* begin The records *

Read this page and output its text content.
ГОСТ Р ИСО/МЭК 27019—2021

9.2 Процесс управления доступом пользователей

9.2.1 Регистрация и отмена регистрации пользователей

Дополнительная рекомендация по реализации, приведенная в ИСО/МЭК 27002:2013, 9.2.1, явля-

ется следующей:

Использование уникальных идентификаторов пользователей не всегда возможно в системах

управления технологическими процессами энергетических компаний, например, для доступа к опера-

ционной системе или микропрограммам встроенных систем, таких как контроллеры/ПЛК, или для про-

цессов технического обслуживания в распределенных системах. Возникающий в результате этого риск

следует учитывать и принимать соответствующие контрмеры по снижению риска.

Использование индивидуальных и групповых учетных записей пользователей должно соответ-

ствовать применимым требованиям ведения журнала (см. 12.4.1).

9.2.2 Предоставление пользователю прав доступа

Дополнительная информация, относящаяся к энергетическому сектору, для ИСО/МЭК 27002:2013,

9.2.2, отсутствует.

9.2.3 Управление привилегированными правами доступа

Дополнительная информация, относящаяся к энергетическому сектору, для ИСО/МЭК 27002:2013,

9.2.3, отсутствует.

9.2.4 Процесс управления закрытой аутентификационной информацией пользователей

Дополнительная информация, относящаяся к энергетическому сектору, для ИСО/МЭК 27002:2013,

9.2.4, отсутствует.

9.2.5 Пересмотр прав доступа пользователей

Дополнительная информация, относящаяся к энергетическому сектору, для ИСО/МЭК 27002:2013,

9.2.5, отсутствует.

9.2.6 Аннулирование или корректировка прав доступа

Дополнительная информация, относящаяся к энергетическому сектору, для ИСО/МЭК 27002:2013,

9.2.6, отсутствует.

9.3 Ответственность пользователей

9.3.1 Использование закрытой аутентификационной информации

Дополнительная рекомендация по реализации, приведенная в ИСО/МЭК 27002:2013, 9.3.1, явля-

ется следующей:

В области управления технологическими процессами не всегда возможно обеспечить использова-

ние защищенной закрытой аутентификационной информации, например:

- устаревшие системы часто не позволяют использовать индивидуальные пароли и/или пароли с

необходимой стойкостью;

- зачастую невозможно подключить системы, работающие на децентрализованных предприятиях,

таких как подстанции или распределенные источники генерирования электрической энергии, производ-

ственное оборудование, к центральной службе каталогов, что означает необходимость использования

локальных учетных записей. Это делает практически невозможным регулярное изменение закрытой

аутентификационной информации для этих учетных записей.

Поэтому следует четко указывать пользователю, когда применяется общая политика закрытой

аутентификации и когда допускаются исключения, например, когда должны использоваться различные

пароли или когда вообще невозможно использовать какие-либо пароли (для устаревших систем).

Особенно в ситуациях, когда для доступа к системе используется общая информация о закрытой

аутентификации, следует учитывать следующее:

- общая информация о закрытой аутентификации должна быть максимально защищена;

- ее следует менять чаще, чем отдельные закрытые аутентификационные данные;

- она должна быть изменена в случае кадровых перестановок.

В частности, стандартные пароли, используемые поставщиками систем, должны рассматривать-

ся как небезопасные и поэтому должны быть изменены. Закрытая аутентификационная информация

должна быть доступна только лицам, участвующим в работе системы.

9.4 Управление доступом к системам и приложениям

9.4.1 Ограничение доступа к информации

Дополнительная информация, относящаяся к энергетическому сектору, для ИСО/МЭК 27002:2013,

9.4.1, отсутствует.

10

* end The records *

● **Short task**
Here, the records must be output exactly and in full.

● **Complete output**
Read this page and output its text content.
ГОСТ Р ИСО/МЭК 27019—2021

9.2 Процесс управления доступом пользователей

9.2.1 Регистрация и отмена регистрации пользователей

Дополнительная рекомендация по реализации, приведенная в ИСО/МЭК 27002:2013, 9.2.1, явля-

ется следующей:

Использование уникальных идентификаторов пользователей не всегда возможно в системах

управления технологическими процессами энергетических компаний, например, для доступа к опера-

ционной системе или микропрограммам встроенных систем, таких как контроллеры/ПЛК, или для про-

цессов технического обслуживания в распределенных системах. Возникающий в результате этого риск

следует учитывать и принимать соответствующие контрмеры по снижению риска.

Использование индивидуальных и групповых учетных записей пользователей должно соответ-

ствовать применимым требованиям ведения журнала (см. 12.4.1).

9.2.2 Предоставление пользователю прав доступа

Дополнительная информация, относящаяся к энергетическому сектору, для ИСО/МЭК 27002:2013,

9.2.2, отсутствует.

9.2.3 Управление привилегированными правами доступа

Дополнительная информация, относящаяся к энергетическому сектору, для ИСО/МЭК 27002:2013,

9.2.3, отсутствует.

9.2.4 Процесс управления закрытой аутентификационной информацией пользователей

Дополнительная информация, относящаяся к энергетическому сектору, для ИСО/МЭК 27002:2013,

9.2.4, отсутствует.

9.2.5 Пересмотр прав доступа пользователей

Дополнительная информация, относящаяся к энергетическому сектору, для ИСО/МЭК 27002:2013,

9.2.5, отсутствует.

9.2.6 Аннулирование или корректировка прав доступа

Дополнительная информация, относящаяся к энергетическому сектору, для ИСО/МЭК 27002:2013,

9.2.6, отсутствует.

9.3 Ответственность пользователей

9.3.1 Использование закрытой аутентификационной информации

Дополнительная рекомендация по реализации, приведенная в ИСО/МЭК 27002:2013, 9.3.1, явля-

ется следующей:

В области управления технологическими процессами не всегда возможно обеспечить использова-

ние защищенной закрытой аутентификационной информации, например:

- устаревшие системы часто не позволяют использовать индивидуальные пароли и/или пароли с

необходимой стойкостью;

- зачастую невозможно подключить системы, работающие на децентрализованных предприятиях,

таких как подстанции или распределенные источники генерирования электрической энергии, производ-

ственное оборудование, к центральной службе каталогов, что означает необходимость использования

локальных учетных записей. Это делает практически невозможным регулярное изменение закрытой

аутентификационной информации для этих учетных записей.

Поэтому следует четко указывать пользователю, когда применяется общая политика закрытой

аутентификации и когда допускаются исключения, например, когда должны использоваться различные

пароли или когда вообще невозможно использовать какие-либо пароли (для устаревших систем).

Особенно в ситуациях, когда для доступа к системе используется общая информация о закрытой

аутентификации, следует учитывать следующее:

- общая информация о закрытой аутентификации должна быть максимально защищена;

- ее следует менять чаще, чем отдельные закрытые аутентификационные данные;

- она должна быть изменена в случае кадровых перестановок.

В частности, стандартные пароли, используемые поставщиками систем, должны рассматривать-

ся как небезопасные и поэтому должны быть изменены. Закрытая аутентификационная информация

должна быть доступна только лицам, участвующим в работе системы.

9.4 Управление доступом к системам и приложениям

9.4.1 Ограничение доступа к информации

Дополнительная информация, относящаяся к энергетическому сектору, для ИСО/МЭК 27002:2013,

9.4.1, отсутствует.

10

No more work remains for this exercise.